# Exercise aim
Copy every line of the data exactly, leaving nothing out.

▼▼▼

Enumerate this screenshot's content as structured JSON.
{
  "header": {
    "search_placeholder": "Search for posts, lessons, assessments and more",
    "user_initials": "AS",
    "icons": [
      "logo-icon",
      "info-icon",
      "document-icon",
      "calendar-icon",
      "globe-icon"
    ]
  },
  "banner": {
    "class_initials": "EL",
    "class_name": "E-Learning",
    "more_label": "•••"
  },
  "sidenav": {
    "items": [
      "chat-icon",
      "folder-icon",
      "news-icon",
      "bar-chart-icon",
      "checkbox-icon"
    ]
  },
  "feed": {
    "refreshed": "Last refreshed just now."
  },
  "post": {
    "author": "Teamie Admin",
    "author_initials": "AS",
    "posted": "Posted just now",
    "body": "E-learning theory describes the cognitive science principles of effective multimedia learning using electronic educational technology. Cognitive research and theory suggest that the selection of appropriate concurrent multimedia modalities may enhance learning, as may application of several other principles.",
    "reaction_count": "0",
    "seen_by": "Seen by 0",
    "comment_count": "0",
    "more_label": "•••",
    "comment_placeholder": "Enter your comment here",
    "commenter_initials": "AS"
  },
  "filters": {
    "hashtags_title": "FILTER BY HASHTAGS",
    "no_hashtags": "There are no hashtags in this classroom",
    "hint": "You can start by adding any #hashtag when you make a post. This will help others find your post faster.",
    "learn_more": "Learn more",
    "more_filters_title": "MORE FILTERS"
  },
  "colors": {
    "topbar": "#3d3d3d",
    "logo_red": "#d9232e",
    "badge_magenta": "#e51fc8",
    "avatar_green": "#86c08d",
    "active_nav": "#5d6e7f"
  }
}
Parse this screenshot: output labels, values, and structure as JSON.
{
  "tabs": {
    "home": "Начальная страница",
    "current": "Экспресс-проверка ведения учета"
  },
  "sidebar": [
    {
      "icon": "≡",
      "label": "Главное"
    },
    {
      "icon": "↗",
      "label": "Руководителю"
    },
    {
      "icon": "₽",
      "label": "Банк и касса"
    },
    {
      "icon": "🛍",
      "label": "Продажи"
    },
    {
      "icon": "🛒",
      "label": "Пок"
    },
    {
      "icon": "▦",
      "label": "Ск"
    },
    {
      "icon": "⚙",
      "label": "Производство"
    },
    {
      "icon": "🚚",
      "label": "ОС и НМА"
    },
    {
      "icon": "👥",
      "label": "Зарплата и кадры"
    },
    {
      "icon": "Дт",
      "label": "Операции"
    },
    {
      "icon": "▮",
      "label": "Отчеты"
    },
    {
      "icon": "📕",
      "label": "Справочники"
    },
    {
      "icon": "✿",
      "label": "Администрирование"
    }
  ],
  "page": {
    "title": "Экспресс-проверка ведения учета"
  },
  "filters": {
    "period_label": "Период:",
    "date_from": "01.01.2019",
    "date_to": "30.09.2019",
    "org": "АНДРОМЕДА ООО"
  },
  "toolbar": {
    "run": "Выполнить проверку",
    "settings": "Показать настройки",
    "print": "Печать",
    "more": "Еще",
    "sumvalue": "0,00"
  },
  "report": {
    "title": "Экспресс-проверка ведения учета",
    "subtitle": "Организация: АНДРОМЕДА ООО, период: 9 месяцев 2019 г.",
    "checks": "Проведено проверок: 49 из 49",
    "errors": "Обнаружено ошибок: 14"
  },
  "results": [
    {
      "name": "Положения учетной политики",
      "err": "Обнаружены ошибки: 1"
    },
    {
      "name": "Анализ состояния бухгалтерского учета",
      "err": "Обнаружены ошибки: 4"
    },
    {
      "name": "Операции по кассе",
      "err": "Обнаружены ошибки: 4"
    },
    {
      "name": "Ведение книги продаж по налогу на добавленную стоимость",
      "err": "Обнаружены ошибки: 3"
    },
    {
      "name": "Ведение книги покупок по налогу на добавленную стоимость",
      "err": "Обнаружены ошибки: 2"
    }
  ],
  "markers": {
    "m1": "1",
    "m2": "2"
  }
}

▲▲▲

# Full response
Enumerate this screenshot's content as structured JSON.
{
  "header": {
    "search_placeholder": "Search for posts, lessons, assessments and more",
    "user_initials": "AS",
    "icons": [
      "logo-icon",
      "info-icon",
      "document-icon",
      "calendar-icon",
      "globe-icon"
    ]
  },
  "banner": {
    "class_initials": "EL",
    "class_name": "E-Learning",
    "more_label": "•••"
  },
  "sidenav": {
    "items": [
      "chat-icon",
      "folder-icon",
      "news-icon",
      "bar-chart-icon",
      "checkbox-icon"
    ]
  },
  "feed": {
    "refreshed": "Last refreshed just now."
  },
  "post": {
    "author": "Teamie Admin",
    "author_initials": "AS",
    "posted": "Posted just now",
    "body": "E-learning theory describes the cognitive science principles of effective multimedia learning using electronic educational technology. Cognitive research and theory suggest that the selection of appropriate concurrent multimedia modalities may enhance learning, as may application of several other principles.",
    "reaction_count": "0",
    "seen_by": "Seen by 0",
    "comment_count": "0",
    "more_label": "•••",
    "comment_placeholder": "Enter your comment here",
    "commenter_initials": "AS"
  },
  "filters": {
    "hashtags_title": "FILTER BY HASHTAGS",
    "no_hashtags": "There are no hashtags in this classroom",
    "hint": "You can start by adding any #hashtag when you make a post. This will help others find your post faster.",
    "learn_more": "Learn more",
    "more_filters_title": "MORE FILTERS"
  },
  "colors": {
    "topbar": "#3d3d3d",
    "logo_red": "#d9232e",
    "badge_magenta": "#e51fc8",
    "avatar_green": "#86c08d",
    "active_nav": "#5d6e7f"
  }
}
Parse this screenshot: output labels, values, and structure as JSON.
{
  "tabs": {
    "home": "Начальная страница",
    "current": "Экспресс-проверка ведения учета"
  },
  "sidebar": [
    {
      "icon": "≡",
      "label": "Главное"
    },
    {
      "icon": "↗",
      "label": "Руководителю"
    },
    {
      "icon": "₽",
      "label": "Банк и касса"
    },
    {
      "icon": "🛍",
      "label": "Продажи"
    },
    {
      "icon": "🛒",
      "label": "Пок"
    },
    {
      "icon": "▦",
      "label": "Ск"
    },
    {
      "icon": "⚙",
      "label": "Производство"
    },
    {
      "icon": "🚚",
      "label": "ОС и НМА"
    },
    {
      "icon": "👥",
      "label": "Зарплата и кадры"
    },
    {
      "icon": "Дт",
      "label": "Операции"
    },
    {
      "icon": "▮",
      "label": "Отчеты"
    },
    {
      "icon": "📕",
      "label": "Справочники"
    },
    {
      "icon": "✿",
      "label": "Администрирование"
    }
  ],
  "page": {
    "title": "Экспресс-проверка ведения учета"
  },
  "filters": {
    "period_label": "Период:",
    "date_from": "01.01.2019",
    "date_to": "30.09.2019",
    "org": "АНДРОМЕДА ООО"
  },
  "toolbar": {
    "run": "Выполнить проверку",
    "settings": "Показать настройки",
    "print": "Печать",
    "more": "Еще",
    "sumvalue": "0,00"
  },
  "report": {
    "title": "Экспресс-проверка ведения учета",
    "subtitle": "Организация: АНДРОМЕДА ООО, период: 9 месяцев 2019 г.",
    "checks": "Проведено проверок: 49 из 49",
    "errors": "Обнаружено ошибок: 14"
  },
  "results": [
    {
      "name": "Положения учетной политики",
      "err": "Обнаружены ошибки: 1"
    },
    {
      "name": "Анализ состояния бухгалтерского учета",
      "err": "Обнаружены ошибки: 4"
    },
    {
      "name": "Операции по кассе",
      "err": "Обнаружены ошибки: 4"
    },
    {
      "name": "Ведение книги продаж по налогу на добавленную стоимость",
      "err": "Обнаружены ошибки: 3"
    },
    {
      "name": "Ведение книги покупок по налогу на добавленную стоимость",
      "err": "Обнаружены ошибки: 2"
    }
  ],
  "markers": {
    "m1": "1",
    "m2": "2"
  }
}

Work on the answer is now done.